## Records

* * * * * * *

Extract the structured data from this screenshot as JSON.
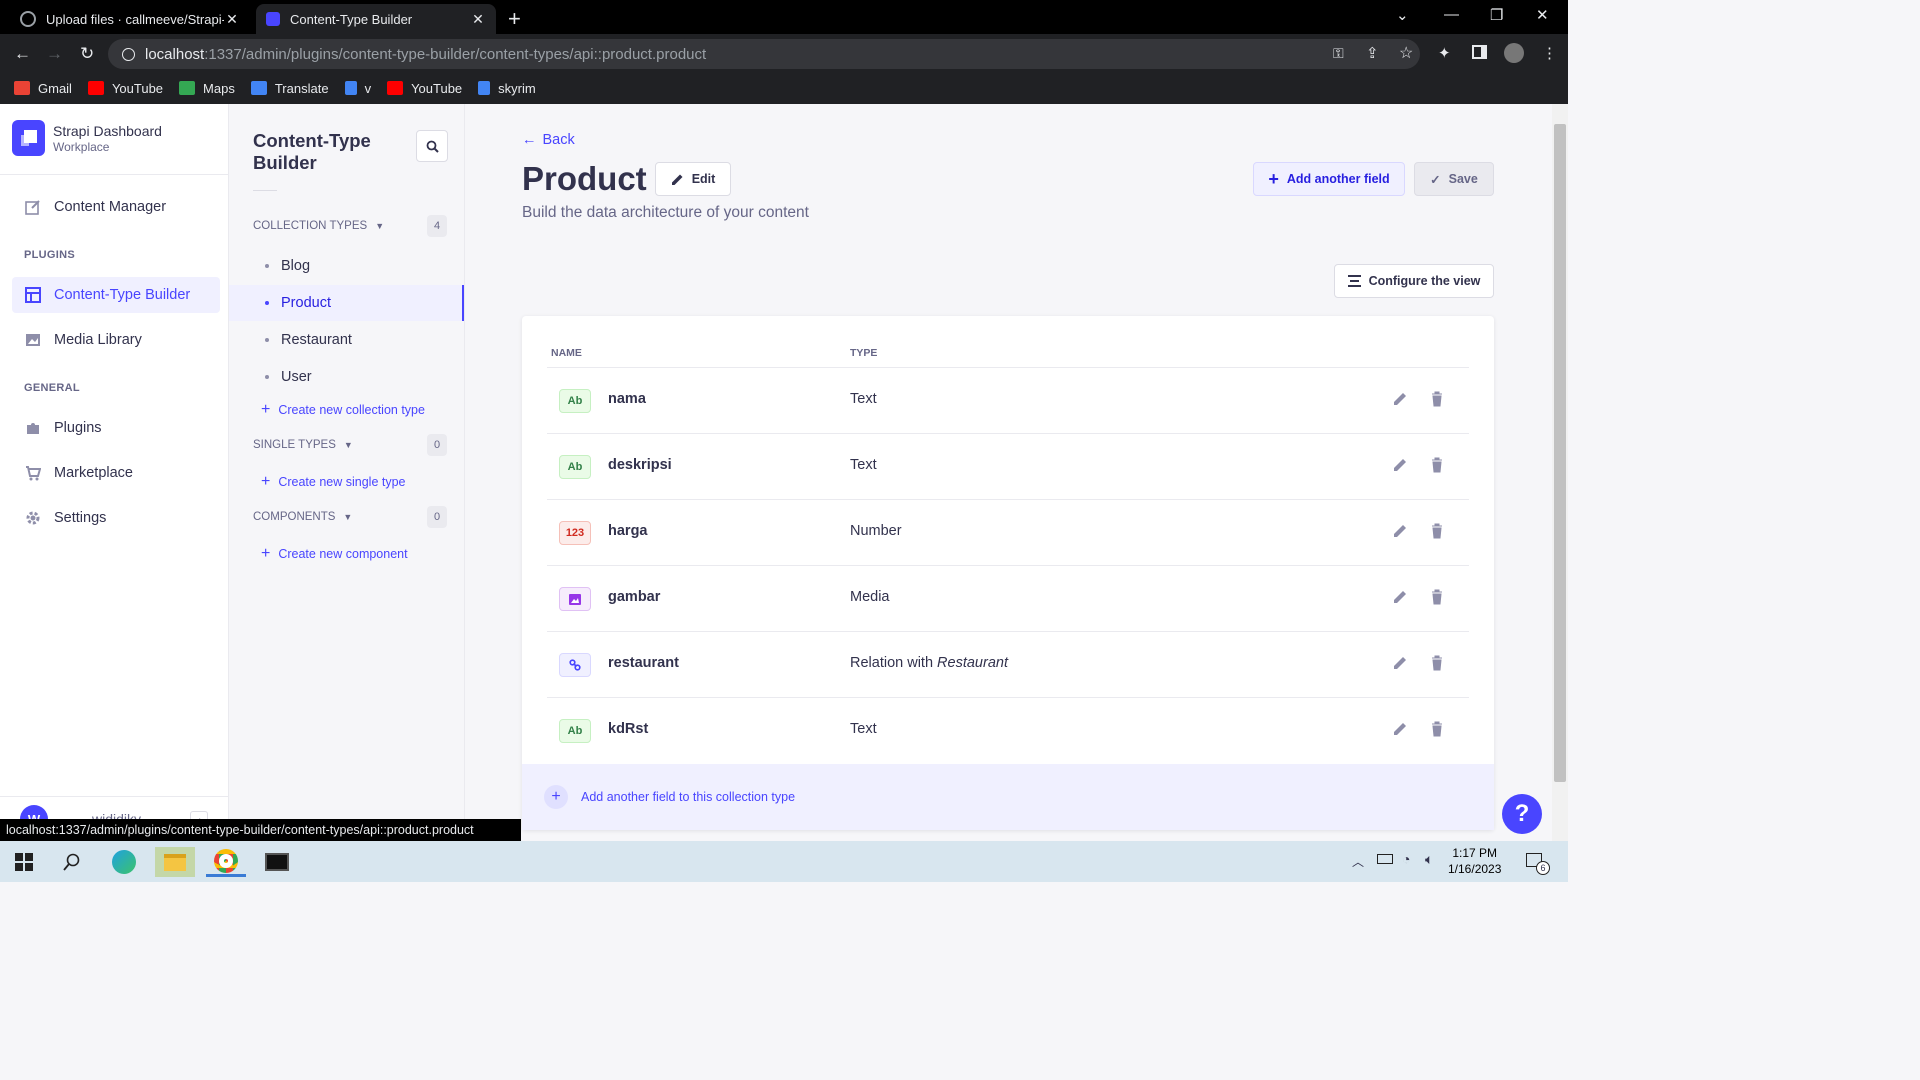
{
  "browser": {
    "tabs": [
      {
        "title": "Upload files · callmeeve/Strapi-Pr"
      },
      {
        "title": "Content-Type Builder"
      }
    ],
    "url_host": "localhost",
    "url_path": ":1337/admin/plugins/content-type-builder/content-types/api::product.product",
    "bookmarks": [
      {
        "label": "Gmail",
        "icon": "gmail-icon",
        "color": "#ea4335"
      },
      {
        "label": "YouTube",
        "icon": "youtube-icon",
        "color": "#ff0000"
      },
      {
        "label": "Maps",
        "icon": "maps-icon",
        "color": "#34a853"
      },
      {
        "label": "Translate",
        "icon": "translate-icon",
        "color": "#4285f4"
      },
      {
        "label": "v",
        "icon": "shield-icon",
        "color": "#4285f4"
      },
      {
        "label": "YouTube",
        "icon": "youtube-icon",
        "color": "#ff0000"
      },
      {
        "label": "skyrim",
        "icon": "shield-icon",
        "color": "#4285f4"
      }
    ],
    "status_url": "localhost:1337/admin/plugins/content-type-builder/content-types/api::product.product"
  },
  "sidebar": {
    "brand_name": "Strapi Dashboard",
    "brand_sub": "Workplace",
    "content_manager": "Content Manager",
    "plugins_label": "PLUGINS",
    "ctb": "Content-Type Builder",
    "media_library": "Media Library",
    "general_label": "GENERAL",
    "plugins": "Plugins",
    "marketplace": "Marketplace",
    "settings": "Settings",
    "user_initial": "W",
    "user_name": "wididiky"
  },
  "ctb": {
    "title_line1": "Content-Type",
    "title_line2": "Builder",
    "collection_types_label": "COLLECTION TYPES",
    "collection_count": "4",
    "collection_items": [
      "Blog",
      "Product",
      "Restaurant",
      "User"
    ],
    "create_collection": "Create new collection type",
    "single_types_label": "SINGLE TYPES",
    "single_count": "0",
    "create_single": "Create new single type",
    "components_label": "COMPONENTS",
    "components_count": "0",
    "create_component": "Create new component"
  },
  "main": {
    "back": "Back",
    "title": "Product",
    "edit": "Edit",
    "subtitle": "Build the data architecture of your content",
    "add_another_field": "Add another field",
    "save": "Save",
    "configure_view": "Configure the view",
    "col_name": "NAME",
    "col_type": "TYPE",
    "fields": [
      {
        "badge": "Ab",
        "kind": "text",
        "name": "nama",
        "type": "Text",
        "target": ""
      },
      {
        "badge": "Ab",
        "kind": "text",
        "name": "deskripsi",
        "type": "Text",
        "target": ""
      },
      {
        "badge": "123",
        "kind": "num",
        "name": "harga",
        "type": "Number",
        "target": ""
      },
      {
        "badge": "",
        "kind": "media",
        "name": "gambar",
        "type": "Media",
        "target": ""
      },
      {
        "badge": "",
        "kind": "rel",
        "name": "restaurant",
        "type": "Relation with ",
        "target": "Restaurant"
      },
      {
        "badge": "Ab",
        "kind": "text",
        "name": "kdRst",
        "type": "Text",
        "target": ""
      }
    ],
    "add_field_collection": "Add another field to this collection type",
    "help": "?"
  },
  "taskbar": {
    "time": "1:17 PM",
    "date": "1/16/2023",
    "notifications": "6"
  }
}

* * * * * * *

## PROBLEM REQUIREMENTS
Identify every line holding the word "another" and copy it out.

## RESULT FOR THIS TASK
    "add_another_field": "Add another field",
    "add_field_collection": "Add another field to this collection type",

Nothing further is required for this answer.